--- Task prompt ---
Leave out the pictures and transcribe the rest of the records exactly.

--- Information provided ---
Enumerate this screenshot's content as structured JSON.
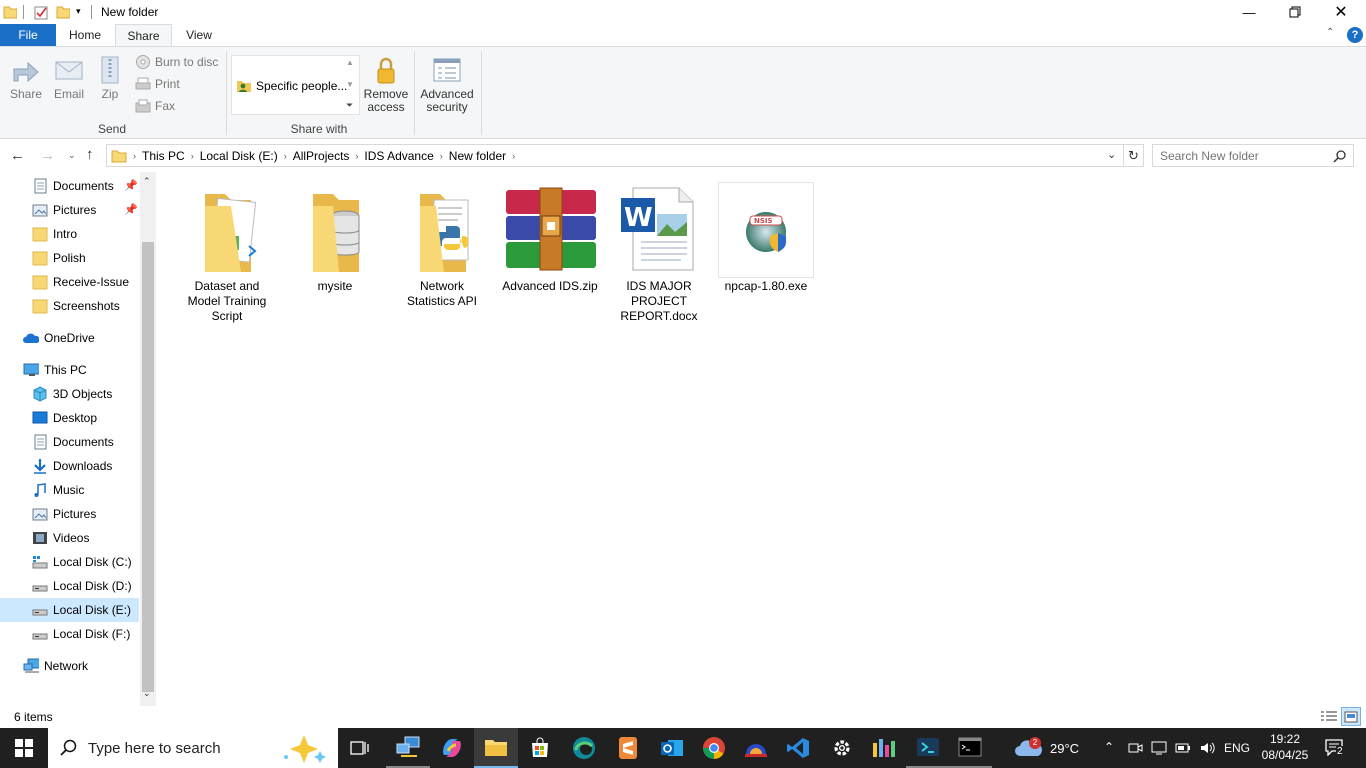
{
  "window": {
    "title": "New folder"
  },
  "ribbon_tabs": {
    "file": "File",
    "home": "Home",
    "share": "Share",
    "view": "View"
  },
  "ribbon": {
    "share": "Share",
    "email": "Email",
    "zip": "Zip",
    "burn": "Burn to disc",
    "print": "Print",
    "fax": "Fax",
    "send_group": "Send",
    "specific_people": "Specific people...",
    "share_with_group": "Share with",
    "remove_access_1": "Remove",
    "remove_access_2": "access",
    "advanced_security_1": "Advanced",
    "advanced_security_2": "security"
  },
  "breadcrumb": [
    "This PC",
    "Local Disk (E:)",
    "AllProjects",
    "IDS Advance",
    "New folder"
  ],
  "search": {
    "placeholder": "Search New folder"
  },
  "nav_pane": {
    "documents_pinned": "Documents",
    "pictures_pinned": "Pictures",
    "intro": "Intro",
    "polish": "Polish",
    "receive_issue": "Receive-Issue",
    "screenshots": "Screenshots",
    "onedrive": "OneDrive",
    "this_pc": "This PC",
    "objects3d": "3D Objects",
    "desktop": "Desktop",
    "documents": "Documents",
    "downloads": "Downloads",
    "music": "Music",
    "pictures": "Pictures",
    "videos": "Videos",
    "disk_c": "Local Disk (C:)",
    "disk_d": "Local Disk (D:)",
    "disk_e": "Local Disk (E:)",
    "disk_f": "Local Disk (F:)",
    "network": "Network"
  },
  "files": {
    "f1": {
      "l1": "Dataset and",
      "l2": "Model Training",
      "l3": "Script"
    },
    "f2": {
      "l1": "mysite"
    },
    "f3": {
      "l1": "Network",
      "l2": "Statistics API"
    },
    "f4": {
      "l1": "Advanced IDS.zip"
    },
    "f5": {
      "l1": "IDS MAJOR",
      "l2": "PROJECT",
      "l3": "REPORT.docx"
    },
    "f6": {
      "l1": "npcap-1.80.exe"
    }
  },
  "status": {
    "items": "6 items"
  },
  "taskbar": {
    "search_placeholder": "Type here to search",
    "weather_temp": "29°C",
    "weather_badge": "2",
    "language": "ENG",
    "time": "19:22",
    "date": "08/04/25",
    "notifications": "2"
  },
  "colors": {
    "accent": "#1a6fc6",
    "selected": "#cce8ff",
    "folder": "#f8d775",
    "taskbar": "#202020"
  }
}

--- Written reply ---
Enumerate this screenshot's content as structured JSON.
{
  "window": {
    "title": "New folder"
  },
  "ribbon_tabs": {
    "file": "File",
    "home": "Home",
    "share": "Share",
    "view": "View"
  },
  "ribbon": {
    "share": "Share",
    "email": "Email",
    "zip": "Zip",
    "burn": "Burn to disc",
    "print": "Print",
    "fax": "Fax",
    "send_group": "Send",
    "specific_people": "Specific people...",
    "share_with_group": "Share with",
    "remove_access_1": "Remove",
    "remove_access_2": "access",
    "advanced_security_1": "Advanced",
    "advanced_security_2": "security"
  },
  "breadcrumb": [
    "This PC",
    "Local Disk (E:)",
    "AllProjects",
    "IDS Advance",
    "New folder"
  ],
  "search": {
    "placeholder": "Search New folder"
  },
  "nav_pane": {
    "documents_pinned": "Documents",
    "pictures_pinned": "Pictures",
    "intro": "Intro",
    "polish": "Polish",
    "receive_issue": "Receive-Issue",
    "screenshots": "Screenshots",
    "onedrive": "OneDrive",
    "this_pc": "This PC",
    "objects3d": "3D Objects",
    "desktop": "Desktop",
    "documents": "Documents",
    "downloads": "Downloads",
    "music": "Music",
    "pictures": "Pictures",
    "videos": "Videos",
    "disk_c": "Local Disk (C:)",
    "disk_d": "Local Disk (D:)",
    "disk_e": "Local Disk (E:)",
    "disk_f": "Local Disk (F:)",
    "network": "Network"
  },
  "files": {
    "f1": {
      "l1": "Dataset and",
      "l2": "Model Training",
      "l3": "Script"
    },
    "f2": {
      "l1": "mysite"
    },
    "f3": {
      "l1": "Network",
      "l2": "Statistics API"
    },
    "f4": {
      "l1": "Advanced IDS.zip"
    },
    "f5": {
      "l1": "IDS MAJOR",
      "l2": "PROJECT",
      "l3": "REPORT.docx"
    },
    "f6": {
      "l1": "npcap-1.80.exe"
    }
  },
  "status": {
    "items": "6 items"
  },
  "taskbar": {
    "search_placeholder": "Type here to search",
    "weather_temp": "29°C",
    "weather_badge": "2",
    "language": "ENG",
    "time": "19:22",
    "date": "08/04/25",
    "notifications": "2"
  },
  "colors": {
    "accent": "#1a6fc6",
    "selected": "#cce8ff",
    "folder": "#f8d775",
    "taskbar": "#202020"
  }
}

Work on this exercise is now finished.